• Requirement: Count every line of the material that holds the string "Width". Respond with the total only.

[Entries with figure data]

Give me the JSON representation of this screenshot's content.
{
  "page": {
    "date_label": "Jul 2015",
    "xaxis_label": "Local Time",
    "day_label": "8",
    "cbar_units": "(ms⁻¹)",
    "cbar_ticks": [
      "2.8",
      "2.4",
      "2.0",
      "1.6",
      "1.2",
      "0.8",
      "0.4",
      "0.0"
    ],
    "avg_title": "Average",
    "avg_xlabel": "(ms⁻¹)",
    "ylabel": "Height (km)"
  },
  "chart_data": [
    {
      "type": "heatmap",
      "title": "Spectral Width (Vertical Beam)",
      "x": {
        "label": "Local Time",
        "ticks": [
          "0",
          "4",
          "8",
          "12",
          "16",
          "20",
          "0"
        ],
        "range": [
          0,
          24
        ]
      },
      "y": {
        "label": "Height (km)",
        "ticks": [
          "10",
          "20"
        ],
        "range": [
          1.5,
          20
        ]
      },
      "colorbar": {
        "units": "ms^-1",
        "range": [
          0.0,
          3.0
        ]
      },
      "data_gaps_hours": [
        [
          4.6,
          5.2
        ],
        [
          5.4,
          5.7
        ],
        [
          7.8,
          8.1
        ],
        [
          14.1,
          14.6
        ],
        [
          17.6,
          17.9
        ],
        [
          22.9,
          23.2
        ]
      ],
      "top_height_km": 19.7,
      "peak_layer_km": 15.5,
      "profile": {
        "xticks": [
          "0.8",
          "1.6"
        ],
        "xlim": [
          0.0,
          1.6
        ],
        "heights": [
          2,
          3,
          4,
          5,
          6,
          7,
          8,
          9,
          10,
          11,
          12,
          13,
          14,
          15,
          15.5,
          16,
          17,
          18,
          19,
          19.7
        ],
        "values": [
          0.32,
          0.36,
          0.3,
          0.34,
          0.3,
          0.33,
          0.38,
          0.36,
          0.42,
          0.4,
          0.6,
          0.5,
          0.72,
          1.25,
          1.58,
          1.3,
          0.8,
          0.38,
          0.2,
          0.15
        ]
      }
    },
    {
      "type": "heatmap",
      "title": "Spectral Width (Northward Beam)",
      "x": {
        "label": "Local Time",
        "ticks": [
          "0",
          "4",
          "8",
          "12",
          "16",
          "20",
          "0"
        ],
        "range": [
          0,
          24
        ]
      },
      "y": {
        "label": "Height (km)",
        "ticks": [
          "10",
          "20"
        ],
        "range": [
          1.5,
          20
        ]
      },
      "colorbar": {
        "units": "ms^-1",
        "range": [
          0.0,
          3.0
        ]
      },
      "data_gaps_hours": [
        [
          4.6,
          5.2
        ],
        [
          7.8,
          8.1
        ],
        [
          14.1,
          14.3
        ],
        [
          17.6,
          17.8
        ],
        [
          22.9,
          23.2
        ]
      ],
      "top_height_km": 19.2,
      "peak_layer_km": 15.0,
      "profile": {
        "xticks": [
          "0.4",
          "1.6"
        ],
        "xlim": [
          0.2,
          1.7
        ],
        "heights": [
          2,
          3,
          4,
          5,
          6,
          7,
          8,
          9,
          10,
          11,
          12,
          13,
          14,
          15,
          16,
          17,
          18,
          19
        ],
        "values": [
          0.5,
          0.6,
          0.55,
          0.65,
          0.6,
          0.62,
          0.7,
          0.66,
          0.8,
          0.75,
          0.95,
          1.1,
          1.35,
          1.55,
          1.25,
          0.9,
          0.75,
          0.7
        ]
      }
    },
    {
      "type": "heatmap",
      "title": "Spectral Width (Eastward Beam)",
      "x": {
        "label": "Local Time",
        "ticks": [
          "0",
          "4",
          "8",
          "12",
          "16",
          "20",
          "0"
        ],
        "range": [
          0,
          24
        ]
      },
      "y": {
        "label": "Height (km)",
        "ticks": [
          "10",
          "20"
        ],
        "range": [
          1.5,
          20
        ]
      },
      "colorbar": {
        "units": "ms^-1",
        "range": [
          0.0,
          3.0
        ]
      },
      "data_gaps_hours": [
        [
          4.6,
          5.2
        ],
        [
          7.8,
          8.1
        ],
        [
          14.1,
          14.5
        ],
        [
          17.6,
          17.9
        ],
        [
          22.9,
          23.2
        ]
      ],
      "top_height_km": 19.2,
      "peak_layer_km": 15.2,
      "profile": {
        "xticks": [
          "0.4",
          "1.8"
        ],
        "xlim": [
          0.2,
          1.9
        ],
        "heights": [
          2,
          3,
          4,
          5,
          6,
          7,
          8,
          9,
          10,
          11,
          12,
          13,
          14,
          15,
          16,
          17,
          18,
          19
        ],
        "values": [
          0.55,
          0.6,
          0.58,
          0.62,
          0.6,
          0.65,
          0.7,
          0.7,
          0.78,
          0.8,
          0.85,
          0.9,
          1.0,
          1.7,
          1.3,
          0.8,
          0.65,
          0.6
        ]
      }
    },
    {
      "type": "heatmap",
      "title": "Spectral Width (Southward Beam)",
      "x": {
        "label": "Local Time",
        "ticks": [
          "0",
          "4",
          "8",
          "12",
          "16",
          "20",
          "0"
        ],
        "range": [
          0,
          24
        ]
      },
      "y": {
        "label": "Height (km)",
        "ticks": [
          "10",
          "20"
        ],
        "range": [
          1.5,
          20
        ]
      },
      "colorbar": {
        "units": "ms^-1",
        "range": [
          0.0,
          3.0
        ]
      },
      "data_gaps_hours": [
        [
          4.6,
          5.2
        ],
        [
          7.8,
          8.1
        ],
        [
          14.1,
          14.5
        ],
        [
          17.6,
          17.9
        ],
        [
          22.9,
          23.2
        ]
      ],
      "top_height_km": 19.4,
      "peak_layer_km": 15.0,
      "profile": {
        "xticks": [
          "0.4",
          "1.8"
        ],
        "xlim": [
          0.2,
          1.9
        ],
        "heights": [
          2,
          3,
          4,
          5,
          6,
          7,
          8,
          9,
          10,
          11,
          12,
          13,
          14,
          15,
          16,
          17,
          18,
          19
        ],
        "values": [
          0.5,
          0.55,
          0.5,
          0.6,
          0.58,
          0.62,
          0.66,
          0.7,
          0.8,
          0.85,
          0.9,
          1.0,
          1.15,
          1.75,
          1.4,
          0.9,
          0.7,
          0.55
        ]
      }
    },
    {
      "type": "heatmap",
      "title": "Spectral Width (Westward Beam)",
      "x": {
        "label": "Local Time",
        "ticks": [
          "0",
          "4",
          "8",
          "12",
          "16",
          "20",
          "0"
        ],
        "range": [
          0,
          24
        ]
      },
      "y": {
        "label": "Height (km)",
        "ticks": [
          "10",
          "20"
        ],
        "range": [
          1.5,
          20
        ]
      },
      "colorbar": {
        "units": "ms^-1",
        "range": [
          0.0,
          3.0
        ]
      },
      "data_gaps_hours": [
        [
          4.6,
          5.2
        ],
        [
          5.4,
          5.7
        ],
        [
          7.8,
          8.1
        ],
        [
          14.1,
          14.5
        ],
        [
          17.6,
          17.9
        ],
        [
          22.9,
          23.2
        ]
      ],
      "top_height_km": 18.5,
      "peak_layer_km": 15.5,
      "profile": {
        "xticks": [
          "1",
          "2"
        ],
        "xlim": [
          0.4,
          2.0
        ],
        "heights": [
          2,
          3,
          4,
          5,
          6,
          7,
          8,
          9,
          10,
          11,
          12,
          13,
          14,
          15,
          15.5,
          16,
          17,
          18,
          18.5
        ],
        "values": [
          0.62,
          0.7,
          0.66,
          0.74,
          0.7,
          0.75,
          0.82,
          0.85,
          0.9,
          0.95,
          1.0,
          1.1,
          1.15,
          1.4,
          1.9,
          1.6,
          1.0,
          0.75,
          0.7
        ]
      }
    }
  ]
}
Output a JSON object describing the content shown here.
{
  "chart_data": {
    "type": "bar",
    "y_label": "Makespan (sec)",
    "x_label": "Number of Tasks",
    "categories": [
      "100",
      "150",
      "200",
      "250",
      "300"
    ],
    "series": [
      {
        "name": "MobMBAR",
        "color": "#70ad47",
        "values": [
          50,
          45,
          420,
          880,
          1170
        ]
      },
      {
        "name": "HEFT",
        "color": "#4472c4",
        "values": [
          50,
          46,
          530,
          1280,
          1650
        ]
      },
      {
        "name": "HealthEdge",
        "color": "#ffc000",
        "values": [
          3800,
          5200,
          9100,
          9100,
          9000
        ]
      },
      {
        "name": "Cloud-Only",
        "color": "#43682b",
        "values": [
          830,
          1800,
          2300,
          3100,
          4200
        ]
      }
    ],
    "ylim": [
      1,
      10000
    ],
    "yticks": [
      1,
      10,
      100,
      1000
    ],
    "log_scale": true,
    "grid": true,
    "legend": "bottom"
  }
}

• Output of the task: 5